• Work instructions: Write out the data again exactly, skipping every picture.

....................

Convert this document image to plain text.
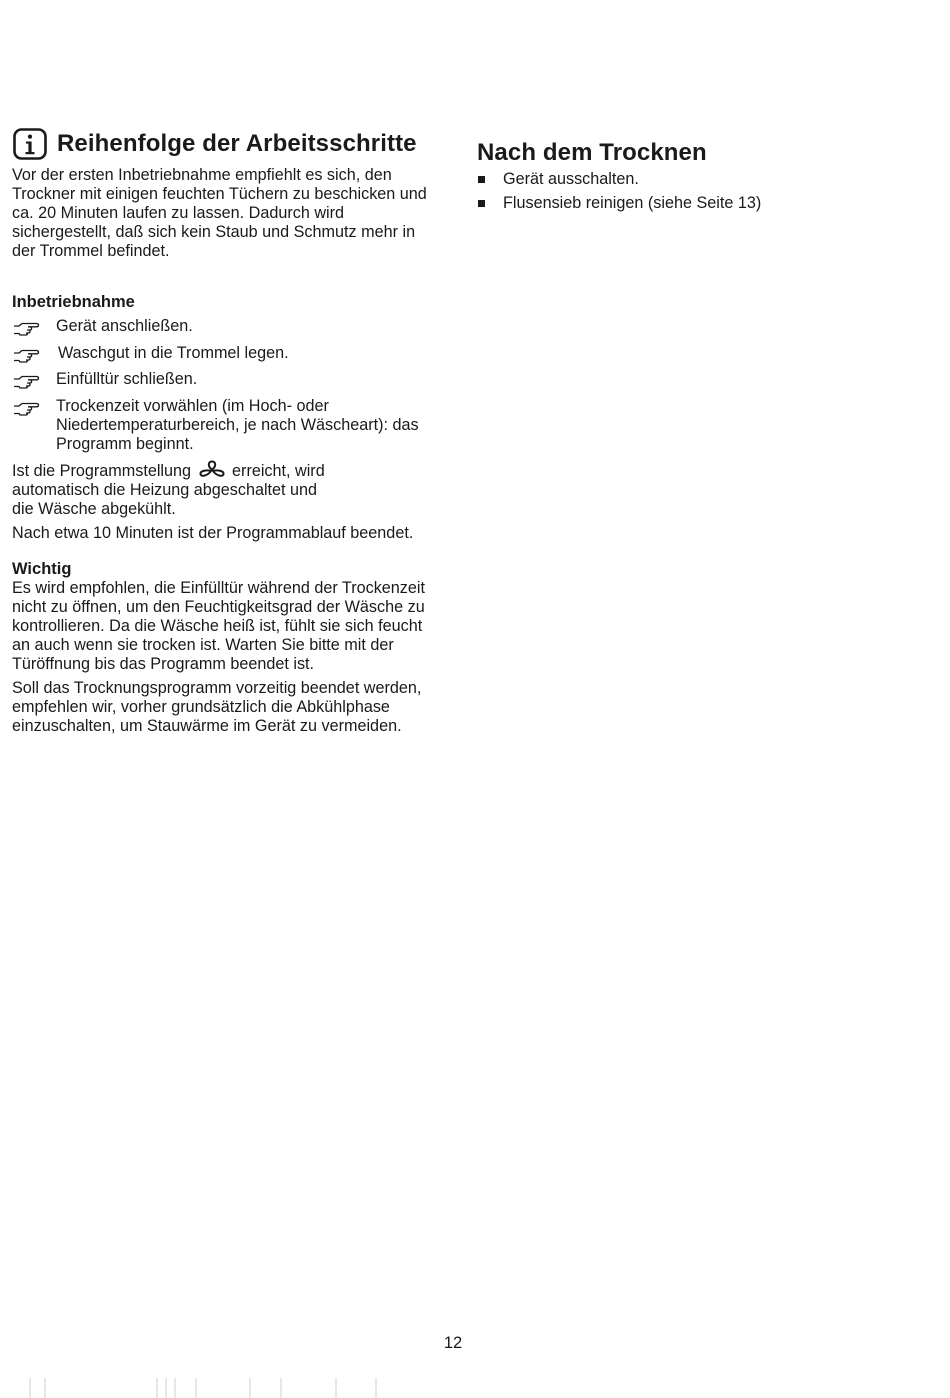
Reihenfolge der Arbeitsschritte

Vor der ersten Inbetriebnahme empfiehlt es sich, den Trockner mit einigen feuchten Tüchern zu beschicken und ca. 20 Minuten laufen zu lassen. Dadurch wird sichergestellt, daß sich kein Staub und Schmutz mehr in der Trommel befindet.

Inbetriebnahme

Gerät anschließen.
Waschgut in die Trommel legen.
Einfülltür schließen.
Trockenzeit vorwählen (im Hoch- oder Niedertemperaturbereich, je nach Wäscheart): das Programm beginnt.

Ist die Programmstellung	erreicht, wird
automatisch die Heizung abgeschaltet und die Wäsche abgekühlt.

Nach etwa 10 Minuten ist der Programmablauf beendet.

Wichtig

Es wird empfohlen, die Einfülltür während der Trockenzeit nicht zu öffnen, um den Feuchtigkeitsgrad der Wäsche zu kontrollieren. Da die Wäsche heiß ist, fühlt sie sich feucht an auch wenn sie trocken ist. Warten Sie bitte mit der Türöffnung bis das Programm beendet ist.

Soll das Trocknungsprogramm vorzeitig beendet werden, empfehlen wir, vorher grundsätzlich die Abkühlphase einzuschalten, um Stauwärme im Gerät zu vermeiden.

Nach dem Trocknen
Gerät ausschalten.
Flusensieb reinigen (siehe Seite 13)
12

....................

• Solution to this task:
Convert this document image to plain text.
Reihenfolge der Arbeitsschritte

Vor der ersten Inbetriebnahme empfiehlt es sich, den Trockner mit einigen feuchten Tüchern zu beschicken und ca. 20 Minuten laufen zu lassen. Dadurch wird sichergestellt, daß sich kein Staub und Schmutz mehr in der Trommel befindet.

Inbetriebnahme

Gerät anschließen.
Waschgut in die Trommel legen.
Einfülltür schließen.
Trockenzeit vorwählen (im Hoch- oder Niedertemperaturbereich, je nach Wäscheart): das Programm beginnt.

Ist die Programmstellung	erreicht, wird
automatisch die Heizung abgeschaltet und die Wäsche abgekühlt.

Nach etwa 10 Minuten ist der Programmablauf beendet.

Wichtig

Es wird empfohlen, die Einfülltür während der Trockenzeit nicht zu öffnen, um den Feuchtigkeitsgrad der Wäsche zu kontrollieren. Da die Wäsche heiß ist, fühlt sie sich feucht an auch wenn sie trocken ist. Warten Sie bitte mit der Türöffnung bis das Programm beendet ist.

Soll das Trocknungsprogramm vorzeitig beendet werden, empfehlen wir, vorher grundsätzlich die Abkühlphase einzuschalten, um Stauwärme im Gerät zu vermeiden.

Nach dem Trocknen
Gerät ausschalten.
Flusensieb reinigen (siehe Seite 13)
12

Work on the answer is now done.